## Data for this task
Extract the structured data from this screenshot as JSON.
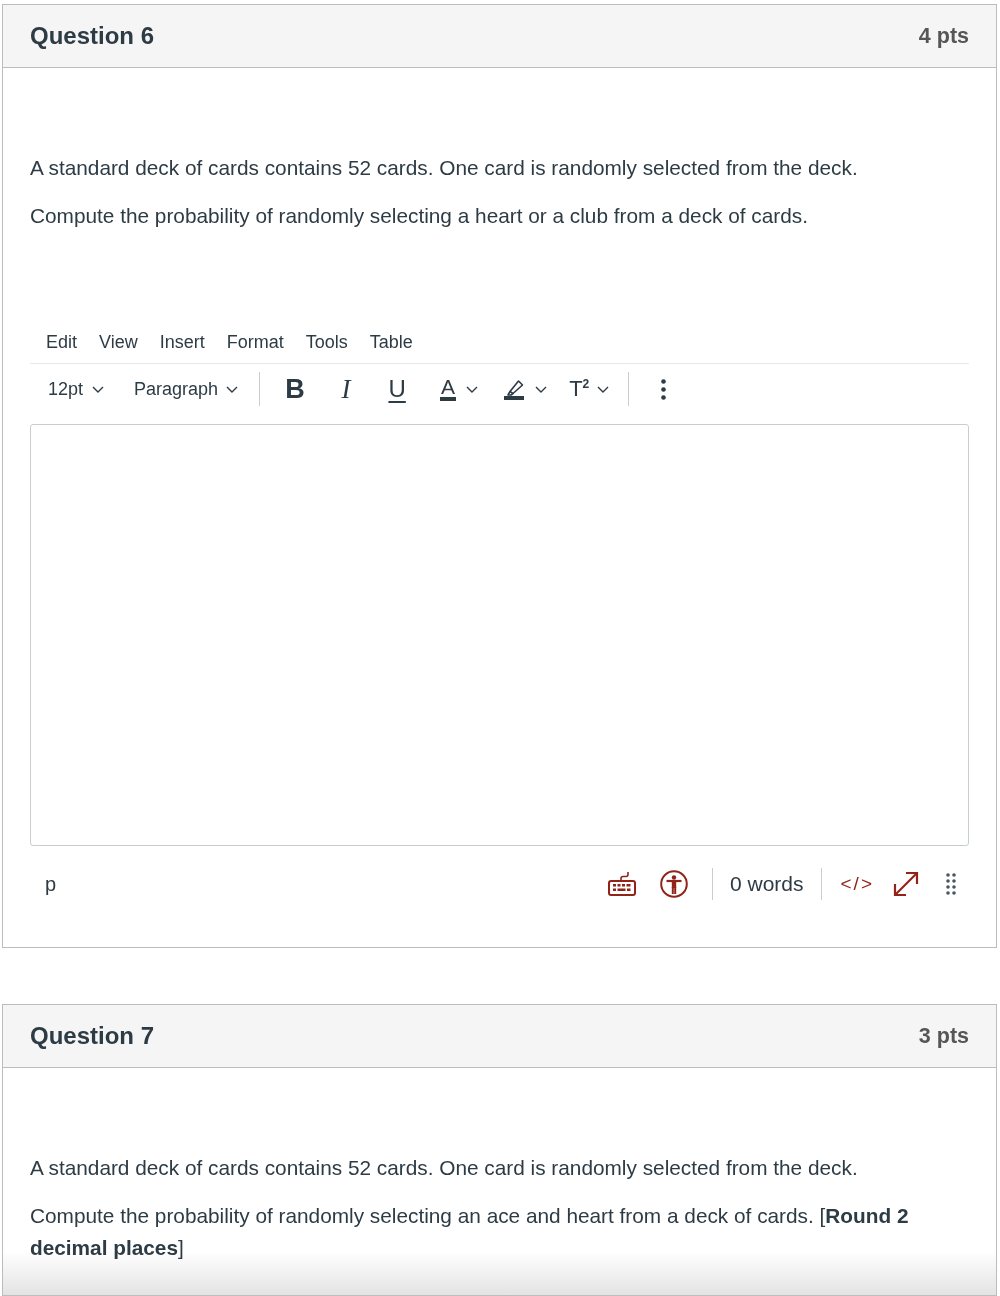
{
  "questions": [
    {
      "title": "Question 6",
      "points": "4 pts",
      "paragraphs": [
        "A standard deck of cards contains 52 cards. One card is randomly selected from the deck.",
        "Compute the probability of randomly selecting a heart or a club from a deck of cards."
      ],
      "editor": {
        "menu": [
          "Edit",
          "View",
          "Insert",
          "Format",
          "Tools",
          "Table"
        ],
        "toolbar": [
          {
            "kind": "font-size",
            "label": "12pt"
          },
          {
            "kind": "block-format",
            "label": "Paragraph"
          },
          {
            "kind": "separator"
          },
          {
            "kind": "bold",
            "label": "B"
          },
          {
            "kind": "italic",
            "label": "I"
          },
          {
            "kind": "underline",
            "label": "U"
          },
          {
            "kind": "text-color",
            "label": "A"
          },
          {
            "kind": "highlight"
          },
          {
            "kind": "superscript",
            "label": "T$^{2}$"
          },
          {
            "kind": "separator"
          },
          {
            "kind": "more"
          }
        ],
        "status_bar": {
          "element_path": "p",
          "items": [
            {
              "kind": "keyboard"
            },
            {
              "kind": "accessibility"
            },
            {
              "kind": "separator"
            },
            {
              "kind": "word-count",
              "label": "0 words"
            },
            {
              "kind": "separator"
            },
            {
              "kind": "html-editor",
              "label": "</>"
            },
            {
              "kind": "fullscreen"
            },
            {
              "kind": "resize"
            }
          ]
        }
      }
    },
    {
      "title": "Question 7",
      "points": "3 pts",
      "paragraphs": [
        "A standard deck of cards contains 52 cards. One card is randomly selected from the deck.",
        "Compute the probability of randomly selecting an ace and heart from a deck of cards. [**Round 2 decimal places**]"
      ]
    }
  ]
}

## Task
Collect the lines of the data that carry the word "Compute".

## Exercise output
        "Compute the probability of randomly selecting a heart or a club from a deck of cards."
        "Compute the probability of randomly selecting an ace and heart from a deck of cards. [**Round 2 decimal places**]"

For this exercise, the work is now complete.